Data excerpts
- - - -
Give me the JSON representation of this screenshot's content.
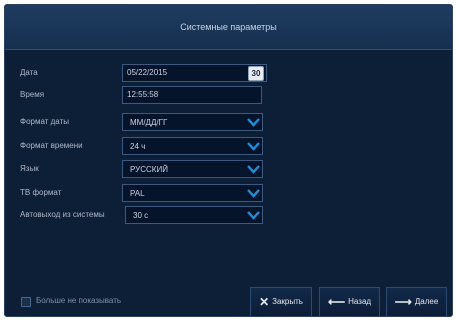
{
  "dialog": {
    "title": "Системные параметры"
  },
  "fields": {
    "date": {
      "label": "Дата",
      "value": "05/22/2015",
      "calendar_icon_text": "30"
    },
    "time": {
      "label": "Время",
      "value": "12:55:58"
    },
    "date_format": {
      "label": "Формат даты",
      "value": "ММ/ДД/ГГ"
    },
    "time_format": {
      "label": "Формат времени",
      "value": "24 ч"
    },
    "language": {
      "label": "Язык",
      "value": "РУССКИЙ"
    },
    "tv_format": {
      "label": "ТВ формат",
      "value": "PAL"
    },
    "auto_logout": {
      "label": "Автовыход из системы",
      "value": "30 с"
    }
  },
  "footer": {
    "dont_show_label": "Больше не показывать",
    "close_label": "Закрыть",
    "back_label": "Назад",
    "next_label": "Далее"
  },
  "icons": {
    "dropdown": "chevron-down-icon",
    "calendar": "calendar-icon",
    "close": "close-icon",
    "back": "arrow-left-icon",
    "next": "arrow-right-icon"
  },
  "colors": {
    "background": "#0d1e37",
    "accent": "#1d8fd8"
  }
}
- - - -
— Exercise brief —
Skip the pictures and transcribe the rest of the records exactly.

— Task response —
Give me the JSON representation of this screenshot's content.
{
  "dialog": {
    "title": "Системные параметры"
  },
  "fields": {
    "date": {
      "label": "Дата",
      "value": "05/22/2015",
      "calendar_icon_text": "30"
    },
    "time": {
      "label": "Время",
      "value": "12:55:58"
    },
    "date_format": {
      "label": "Формат даты",
      "value": "ММ/ДД/ГГ"
    },
    "time_format": {
      "label": "Формат времени",
      "value": "24 ч"
    },
    "language": {
      "label": "Язык",
      "value": "РУССКИЙ"
    },
    "tv_format": {
      "label": "ТВ формат",
      "value": "PAL"
    },
    "auto_logout": {
      "label": "Автовыход из системы",
      "value": "30 с"
    }
  },
  "footer": {
    "dont_show_label": "Больше не показывать",
    "close_label": "Закрыть",
    "back_label": "Назад",
    "next_label": "Далее"
  },
  "icons": {
    "dropdown": "chevron-down-icon",
    "calendar": "calendar-icon",
    "close": "close-icon",
    "back": "arrow-left-icon",
    "next": "arrow-right-icon"
  },
  "colors": {
    "background": "#0d1e37",
    "accent": "#1d8fd8"
  }
}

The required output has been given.